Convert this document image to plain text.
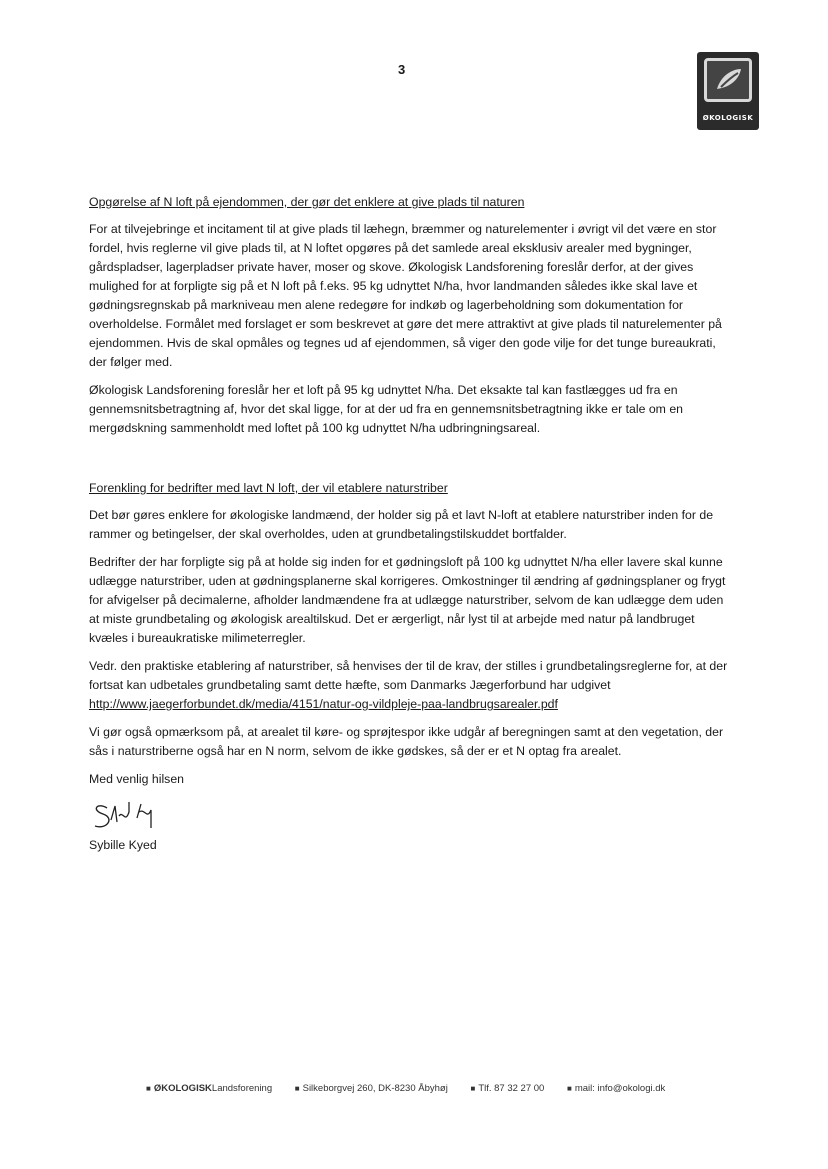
3
ØKOLOGISK
Opgørelse af N loft på ejendommen, der gør det enklere at give plads til naturen

For at tilvejebringe et incitament til at give plads til læhegn, bræmmer og naturelementer i øvrigt vil det være en stor fordel, hvis reglerne vil give plads til, at N loftet opgøres på det samlede areal eksklusiv arealer med bygninger, gårdspladser, lagerpladser private haver, moser og skove. Økologisk Landsforening foreslår derfor, at der gives mulighed for at forpligte sig på et N loft på f.eks. 95 kg udnyttet N/ha, hvor landmanden således ikke skal lave et gødningsregnskab på markniveau men alene redegøre for indkøb og lagerbeholdning som dokumentation for overholdelse. Formålet med forslaget er som beskrevet at gøre det mere attraktivt at give plads til naturelementer på ejendommen. Hvis de skal opmåles og tegnes ud af ejendommen, så viger den gode vilje for det tunge bureaukrati, der følger med.

Økologisk Landsforening foreslår her et loft på 95 kg udnyttet N/ha. Det eksakte tal kan fastlægges ud fra en gennemsnitsbetragtning af, hvor det skal ligge, for at der ud fra en gennemsnitsbetragtning ikke er tale om en mergødskning sammenholdt med loftet på 100 kg udnyttet N/ha udbringningsareal.

Forenkling for bedrifter med lavt N loft, der vil etablere naturstriber

Det bør gøres enklere for økologiske landmænd, der holder sig på et lavt N-loft at etablere naturstriber inden for de rammer og betingelser, der skal overholdes, uden at grundbetalingstilskuddet bortfalder.

Bedrifter der har forpligte sig på at holde sig inden for et gødningsloft på 100 kg udnyttet N/ha eller lavere skal kunne udlægge naturstriber, uden at gødningsplanerne skal korrigeres. Omkostninger til ændring af gødningsplaner og frygt for afvigelser på decimalerne, afholder landmændene fra at udlægge naturstriber, selvom de kan udlægge dem uden at miste grundbetaling og økologisk arealtilskud. Det er ærgerligt, når lyst til at arbejde med natur på landbruget kvæles i bureaukratiske milimeterregler.

Vedr. den praktiske etablering af naturstriber, så henvises der til de krav, der stilles i grundbetalingsreglerne for, at der fortsat kan udbetales grundbetaling samt dette hæfte, som Danmarks Jægerforbund har udgivet http://www.jaegerforbundet.dk/media/4151/natur-og-vildpleje-paa-landbrugsarealer.pdf

Vi gør også opmærksom på, at arealet til køre- og sprøjtespor ikke udgår af beregningen samt at den vegetation, der sås i naturstriberne også har en N norm, selvom de ikke gødskes, så der er et N optag fra arealet.

Med venlig hilsen

Sybille Kyed
■ ØKOLOGISKLandsforening	■ Silkeborgvej 260, DK-8230 Åbyhøj	■ Tlf. 87 32 27 00	■ mail: info@okologi.dk
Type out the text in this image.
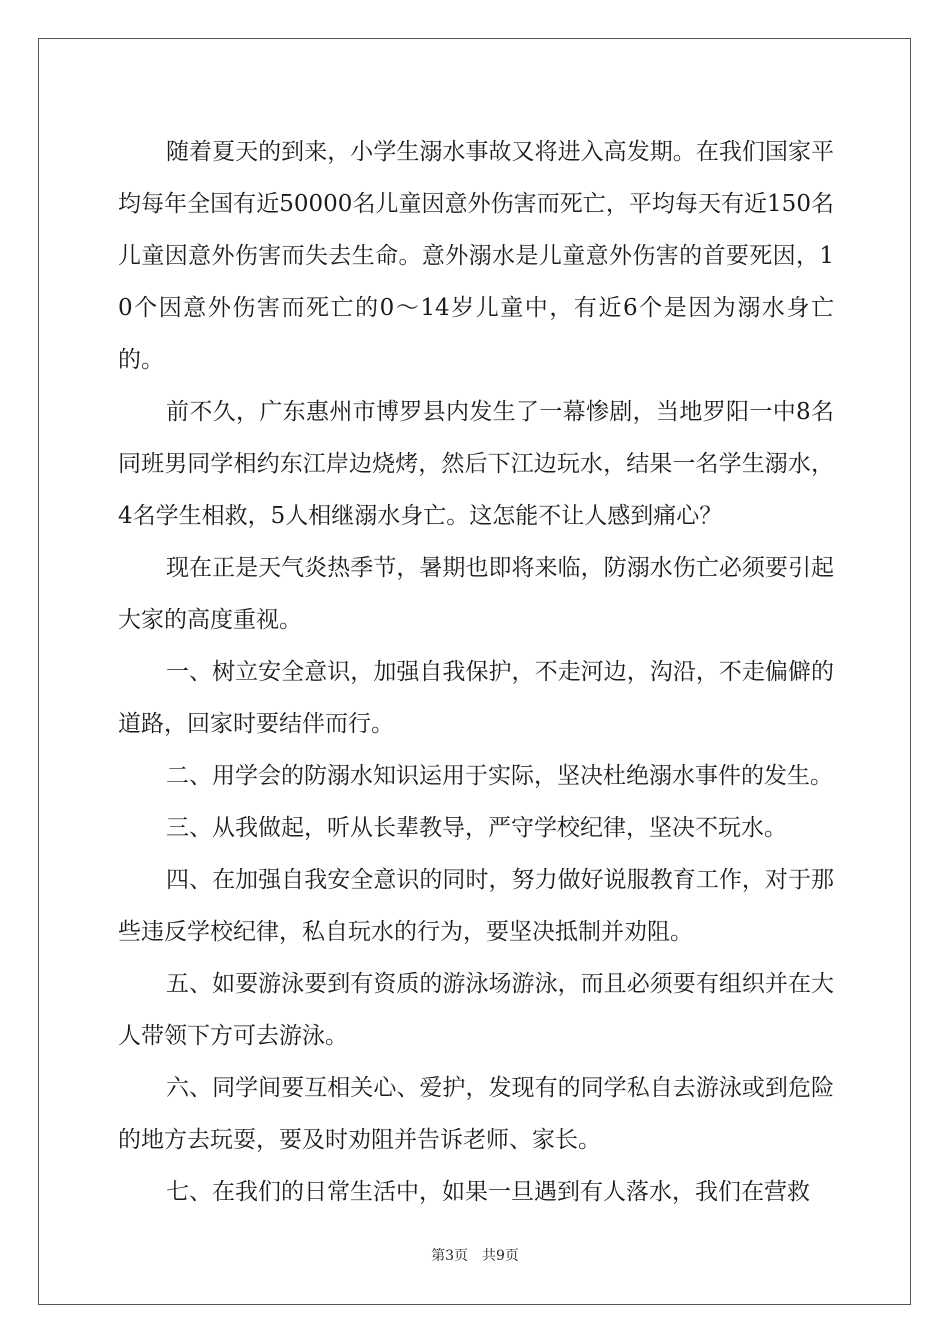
随着夏天的到来，小学生溺水事故又将进入高发期。在我们国家平均每年全国有近50000名儿童因意外伤害而死亡，平均每天有近150名儿童因意外伤害而失去生命。意外溺水是儿童意外伤害的首要死因，10个因意外伤害而死亡的0～14岁儿童中，有近6个是因为溺水身亡的。

前不久，广东惠州市博罗县内发生了一幕惨剧，当地罗阳一中8名同班男同学相约东江岸边烧烤，然后下江边玩水，结果一名学生溺水，4名学生相救，5人相继溺水身亡。这怎能不让人感到痛心？

现在正是天气炎热季节，暑期也即将来临，防溺水伤亡必须要引起大家的高度重视。

一、树立安全意识，加强自我保护，不走河边，沟沿，不走偏僻的道路，回家时要结伴而行。

二、用学会的防溺水知识运用于实际，坚决杜绝溺水事件的发生。

三、从我做起，听从长辈教导，严守学校纪律，坚决不玩水。

四、在加强自我安全意识的同时，努力做好说服教育工作，对于那些违反学校纪律，私自玩水的行为，要坚决抵制并劝阻。

五、如要游泳要到有资质的游泳场游泳，而且必须要有组织并在大人带领下方可去游泳。

六、同学间要互相关心、爱护，发现有的同学私自去游泳或到危险的地方去玩耍，要及时劝阻并告诉老师、家长。

七、在我们的日常生活中，如果一旦遇到有人落水，我们在营救

第3页 共9页
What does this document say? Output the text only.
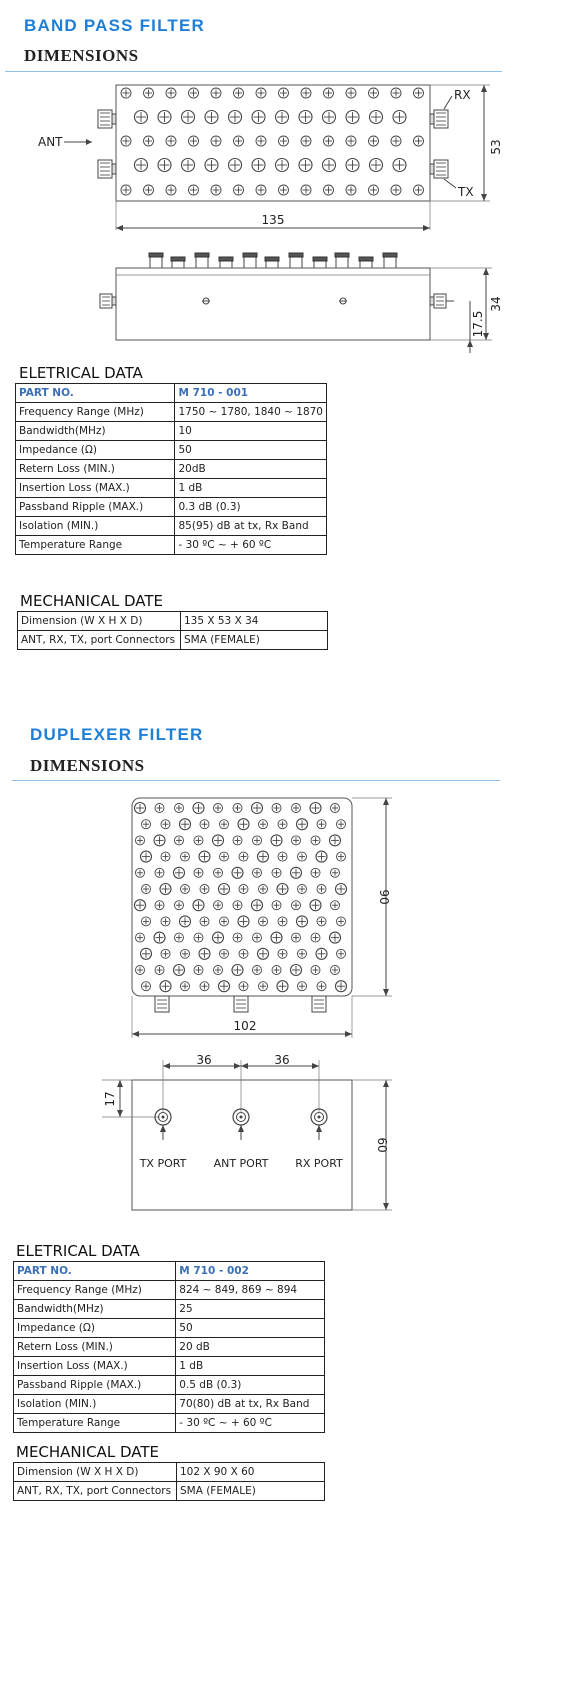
BAND PASS FILTER
DIMENSIONS
ANT
RX
TX
53
135
34
17.5
ELETRICAL DATA
PART NO.	M 710 - 001
Frequency Range (MHz)	1750 ~ 1780, 1840 ~ 1870
Bandwidth(MHz)	10
Impedance (Ω)	50
Retern Loss (MIN.)	20dB
Insertion Loss (MAX.)	1 dB
Passband Ripple (MAX.)	0.3 dB (0.3)
Isolation (MIN.)	85(95) dB at tx, Rx Band
Temperature Range	- 30 ºC ~ + 60 ºC
MECHANICAL DATE
Dimension (W X H X D)	135 X 53 X 34
ANT, RX, TX, port Connectors	SMA (FEMALE)
DUPLEXER FILTER
DIMENSIONS
90
102
36	36
17
TX PORT ANT PORT RX PORT
60
ELETRICAL DATA
PART NO.	M 710 - 002
Frequency Range (MHz)	824 ~ 849, 869 ~ 894
Bandwidth(MHz)	25
Impedance (Ω)	50
Retern Loss (MIN.)	20 dB
Insertion Loss (MAX.)	1 dB
Passband Ripple (MAX.)	0.5 dB (0.3)
Isolation (MIN.)	70(80) dB at tx, Rx Band
Temperature Range	- 30 ºC ~ + 60 ºC
MECHANICAL DATE
Dimension (W X H X D)	102 X 90 X 60
ANT, RX, TX, port Connectors	SMA (FEMALE)
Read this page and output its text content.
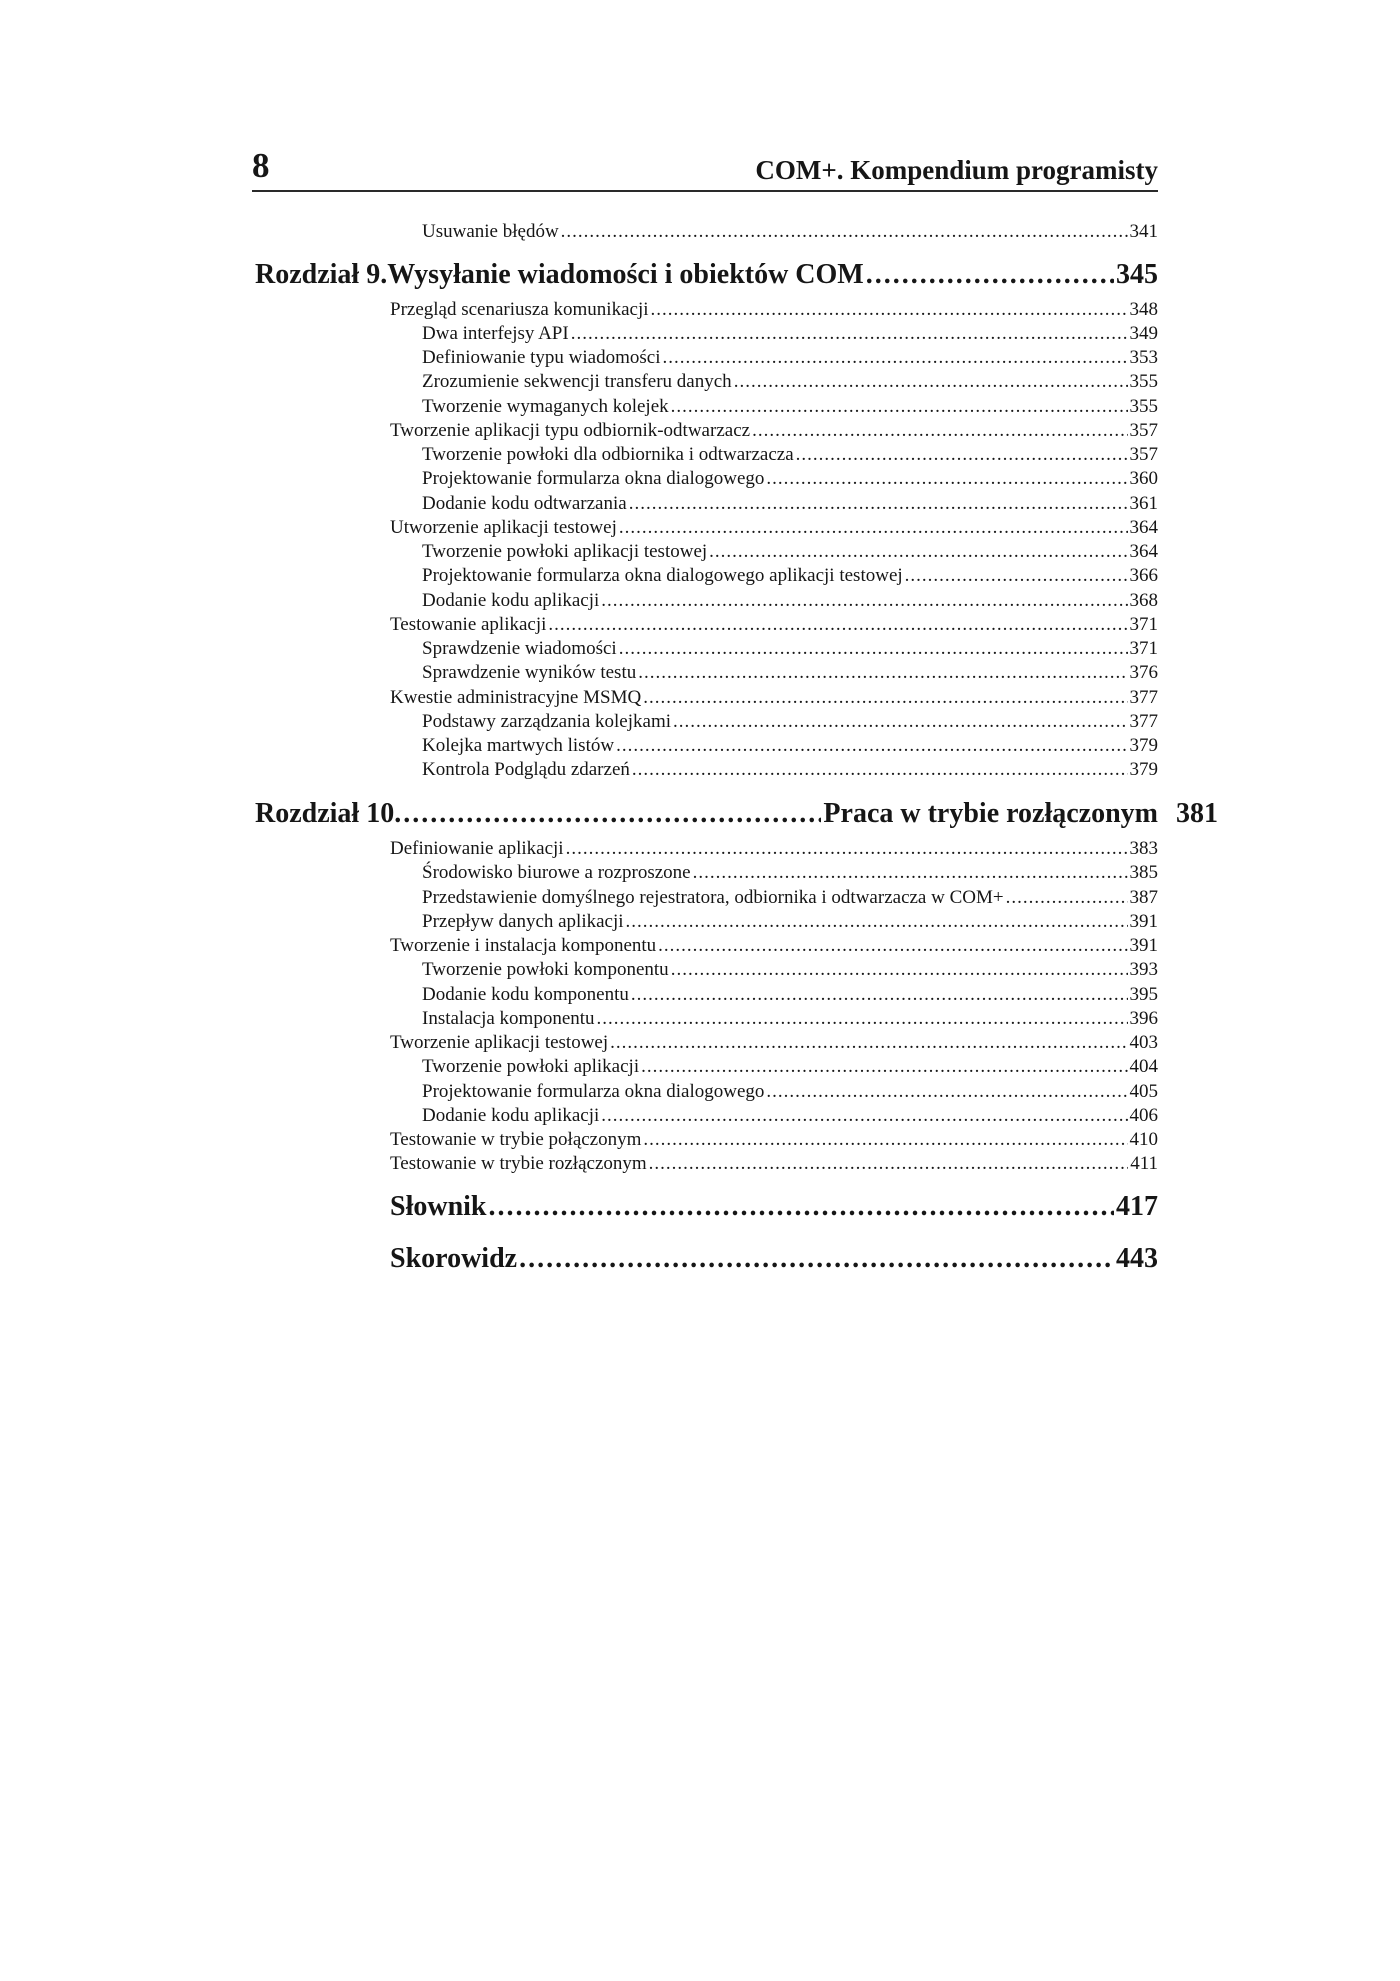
8	COM+. Kompendium programisty
Usuwanie błędów .....	341
Rozdział 9. Wysyłanie wiadomości i obiektów COM .....	345
Przegląd scenariusza komunikacji .....	348
Dwa interfejsy API .....	349
Definiowanie typu wiadomości .....	353
Zrozumienie sekwencji transferu danych .....	355
Tworzenie wymaganych kolejek .....	355
Tworzenie aplikacji typu odbiornik-odtwarzacz .....	357
Tworzenie powłoki dla odbiornika i odtwarzacza .....	357
Projektowanie formularza okna dialogowego .....	360
Dodanie kodu odtwarzania .....	361
Utworzenie aplikacji testowej .....	364
Tworzenie powłoki aplikacji testowej .....	364
Projektowanie formularza okna dialogowego aplikacji testowej .....	366
Dodanie kodu aplikacji .....	368
Testowanie aplikacji .....	371
Sprawdzenie wiadomości .....	371
Sprawdzenie wyników testu .....	376
Kwestie administracyjne MSMQ .....	377
Podstawy zarządzania kolejkami .....	377
Kolejka martwych listów .....	379
Kontrola Podglądu zdarzeń .....	379
Rozdział 10. .....	Praca w trybie rozłączonym 381
Definiowanie aplikacji .....	383
Środowisko biurowe a rozproszone .....	385
Przedstawienie domyślnego rejestratora, odbiornika i odtwarzacza w COM+ .....	387
Przepływ danych aplikacji .....	391
Tworzenie i instalacja komponentu .....	391
Tworzenie powłoki komponentu .....	393
Dodanie kodu komponentu .....	395
Instalacja komponentu .....	396
Tworzenie aplikacji testowej .....	403
Tworzenie powłoki aplikacji .....	404
Projektowanie formularza okna dialogowego .....	405
Dodanie kodu aplikacji .....	406
Testowanie w trybie połączonym .....	410
Testowanie w trybie rozłączonym .....	411
Słownik .....	417
Skorowidz .....	443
# # #
• Task description: Read through the data and copy every line where "okna" shows up.

• Solution:
Projektowanie formularza okna dialogowego .....	360
Projektowanie formularza okna dialogowego aplikacji testowej .....	366
Projektowanie formularza okna dialogowego .....	405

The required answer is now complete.